[Dataset entries]

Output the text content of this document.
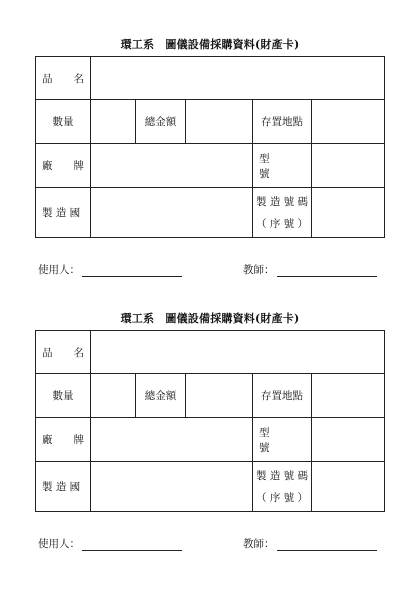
環工系　圖儀設備採購資料(財產卡)
品　　名					
數量		總金額		存置地點	
廠　　牌				型　　　號	
製 造 國				製 造 號 碼
（ 序 號 ）	

使用人：	教師：
環工系　圖儀設備採購資料(財產卡)
品　　名					
數量		總金額		存置地點	
廠　　牌				型　　　號	
製 造 國				製 造 號 碼
（ 序 號 ）	

使用人：	教師：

=== GIVEN EXERCISE ===
Print out the material word for word, omitting the pictures.

=== TASK SOLUTION ===
Output the text content of this document.
環工系　圖儀設備採購資料(財產卡)
品　　名					
數量		總金額		存置地點	
廠　　牌				型　　　號	
製 造 國				製 造 號 碼
（ 序 號 ）	

使用人：	教師：
環工系　圖儀設備採購資料(財產卡)
品　　名					
數量		總金額		存置地點	
廠　　牌				型　　　號	
製 造 國				製 造 號 碼
（ 序 號 ）	

使用人：	教師：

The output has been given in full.